Requirement → Restate the data word for word and leave the images out.

Extracted information →
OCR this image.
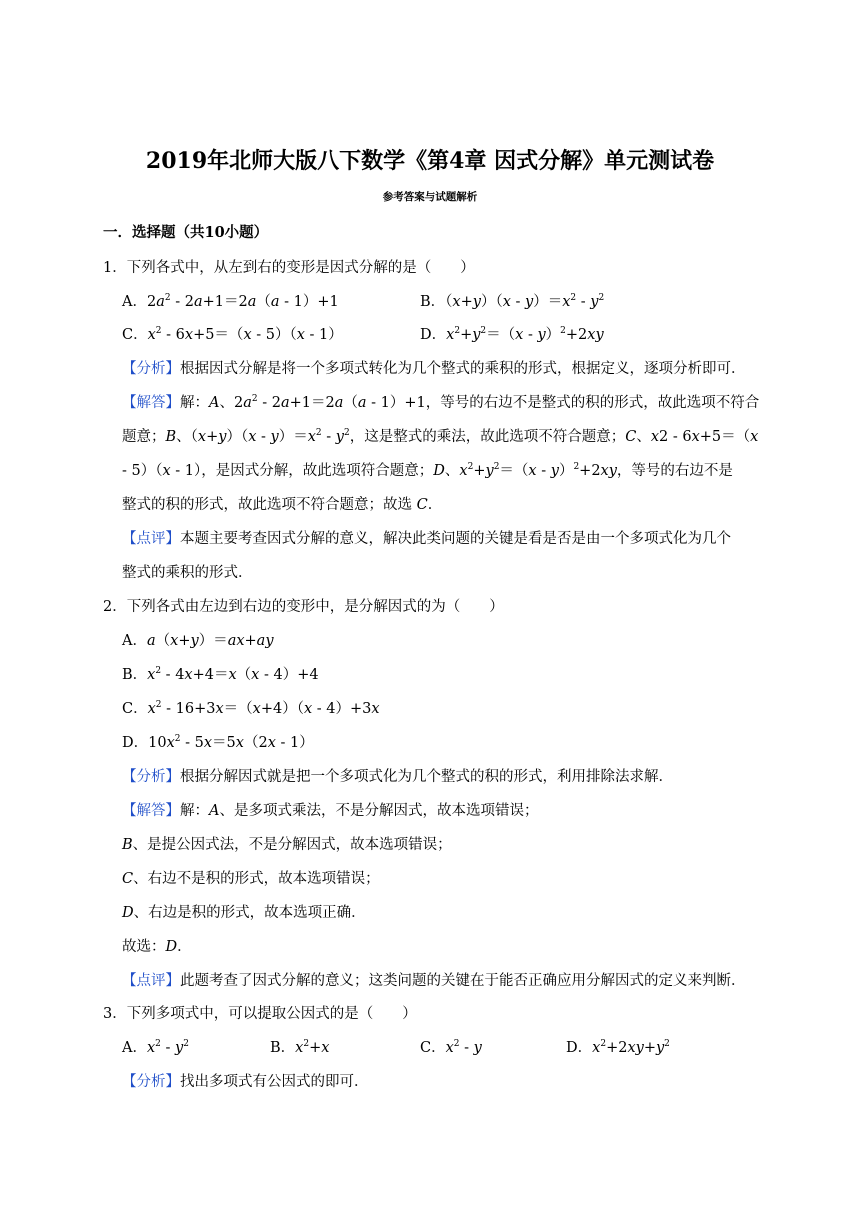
2019年北师大版八下数学《第4章 因式分解》单元测试卷
参考答案与试题解析
一．选择题（共10小题）
1．下列各式中，从左到右的变形是因式分解的是（　　）
A．$2a^2 - 2a+1=2a(a - 1)+1$	B．$(x+y)(x - y)=x^2 - y^2$
C．$x^2 - 6x+5=(x - 5)(x - 1)$	D．$x^2+y^2=(x - y)^2+2xy$
【分析】根据因式分解是将一个多项式转化为几个整式的乘积的形式，根据定义，逐项分析即可．
【解答】解：A、$2a^2 - 2a+1=2a(a - 1)+1$，等号的右边不是整式的积的形式，故此选项不符合
题意；B、$(x+y)(x - y)=x^2 - y^2$，这是整式的乘法，故此选项不符合题意；C、x2 - 6x+5＝（x
- 5）（x - 1），是因式分解，故此选项符合题意；D、$x^2+y^2=(x - y)^2+2xy$，等号的右边不是
整式的积的形式，故此选项不符合题意；故选 C．
【点评】本题主要考查因式分解的意义，解决此类问题的关键是看是否是由一个多项式化为几个
整式的乘积的形式．
2．下列各式由左边到右边的变形中，是分解因式的为（　　）
A．a（x+y）＝ax+ay
B．$x^2 - 4x+4=x(x - 4)+4$
C．$x^2 - 16+3x=(x+4)(x - 4)+3x$
D．$10x^2 - 5x=5x(2x - 1)$
【分析】根据分解因式就是把一个多项式化为几个整式的积的形式，利用排除法求解．
【解答】解：A、是多项式乘法，不是分解因式，故本选项错误；
B、是提公因式法，不是分解因式，故本选项错误；
C、右边不是积的形式，故本选项错误；
D、右边是积的形式，故本选项正确．
故选：D．
【点评】此题考查了因式分解的意义；这类问题的关键在于能否正确应用分解因式的定义来判断．
3．下列多项式中，可以提取公因式的是（　　）
A．$x^2 - y^2$	B．$x^2+x$	C．$x^2$ - y	D．$x^2+2xy+y^2$
【分析】找出多项式有公因式的即可．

Finished task →
OCR this image.
2019年北师大版八下数学《第4章 因式分解》单元测试卷
参考答案与试题解析
一．选择题（共10小题）
1．下列各式中，从左到右的变形是因式分解的是（　　）
A．$2a^2 - 2a+1=2a(a - 1)+1$	B．$(x+y)(x - y)=x^2 - y^2$
C．$x^2 - 6x+5=(x - 5)(x - 1)$	D．$x^2+y^2=(x - y)^2+2xy$
【分析】根据因式分解是将一个多项式转化为几个整式的乘积的形式，根据定义，逐项分析即可．
【解答】解：A、$2a^2 - 2a+1=2a(a - 1)+1$，等号的右边不是整式的积的形式，故此选项不符合
题意；B、$(x+y)(x - y)=x^2 - y^2$，这是整式的乘法，故此选项不符合题意；C、x2 - 6x+5＝（x
- 5）（x - 1），是因式分解，故此选项符合题意；D、$x^2+y^2=(x - y)^2+2xy$，等号的右边不是
整式的积的形式，故此选项不符合题意；故选 C．
【点评】本题主要考查因式分解的意义，解决此类问题的关键是看是否是由一个多项式化为几个
整式的乘积的形式．
2．下列各式由左边到右边的变形中，是分解因式的为（　　）
A．a（x+y）＝ax+ay
B．$x^2 - 4x+4=x(x - 4)+4$
C．$x^2 - 16+3x=(x+4)(x - 4)+3x$
D．$10x^2 - 5x=5x(2x - 1)$
【分析】根据分解因式就是把一个多项式化为几个整式的积的形式，利用排除法求解．
【解答】解：A、是多项式乘法，不是分解因式，故本选项错误；
B、是提公因式法，不是分解因式，故本选项错误；
C、右边不是积的形式，故本选项错误；
D、右边是积的形式，故本选项正确．
故选：D．
【点评】此题考查了因式分解的意义；这类问题的关键在于能否正确应用分解因式的定义来判断．
3．下列多项式中，可以提取公因式的是（　　）
A．$x^2 - y^2$	B．$x^2+x$	C．$x^2$ - y	D．$x^2+2xy+y^2$
【分析】找出多项式有公因式的即可．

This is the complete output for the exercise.